INSTRUCTIONS FOR THE TASK:
Find the string "color" in the entries and copy each line that has it.

(Stored data)
┄┄┄┄┄┄

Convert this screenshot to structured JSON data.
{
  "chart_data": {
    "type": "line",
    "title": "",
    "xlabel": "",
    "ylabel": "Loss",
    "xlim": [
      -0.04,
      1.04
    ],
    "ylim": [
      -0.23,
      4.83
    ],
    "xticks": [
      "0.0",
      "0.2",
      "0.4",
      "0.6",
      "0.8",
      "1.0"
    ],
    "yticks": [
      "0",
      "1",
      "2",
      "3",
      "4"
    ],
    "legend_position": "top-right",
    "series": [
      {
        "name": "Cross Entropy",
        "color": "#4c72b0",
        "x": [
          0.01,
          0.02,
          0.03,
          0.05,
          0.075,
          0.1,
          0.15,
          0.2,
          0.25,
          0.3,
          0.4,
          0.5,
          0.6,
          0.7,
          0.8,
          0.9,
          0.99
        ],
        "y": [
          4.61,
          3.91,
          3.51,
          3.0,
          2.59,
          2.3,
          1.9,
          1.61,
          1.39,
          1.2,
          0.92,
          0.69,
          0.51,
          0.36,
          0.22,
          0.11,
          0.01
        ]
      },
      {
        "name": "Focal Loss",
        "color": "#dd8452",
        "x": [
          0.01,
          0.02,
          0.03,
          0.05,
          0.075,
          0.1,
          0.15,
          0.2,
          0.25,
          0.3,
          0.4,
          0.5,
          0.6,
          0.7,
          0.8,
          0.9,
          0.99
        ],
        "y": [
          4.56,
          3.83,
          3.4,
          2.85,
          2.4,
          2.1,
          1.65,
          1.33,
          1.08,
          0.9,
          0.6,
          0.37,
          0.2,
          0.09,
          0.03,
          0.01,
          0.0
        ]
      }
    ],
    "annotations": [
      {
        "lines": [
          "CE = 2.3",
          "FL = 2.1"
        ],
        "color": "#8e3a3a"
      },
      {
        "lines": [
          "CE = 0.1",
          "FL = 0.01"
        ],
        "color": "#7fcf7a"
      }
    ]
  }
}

┄┄┄┄┄┄

CORRECT OUTPUT:
        "color": "#4c72b0",
        "color": "#dd8452",
        "color": "#8e3a3a"
        "color": "#7fcf7a"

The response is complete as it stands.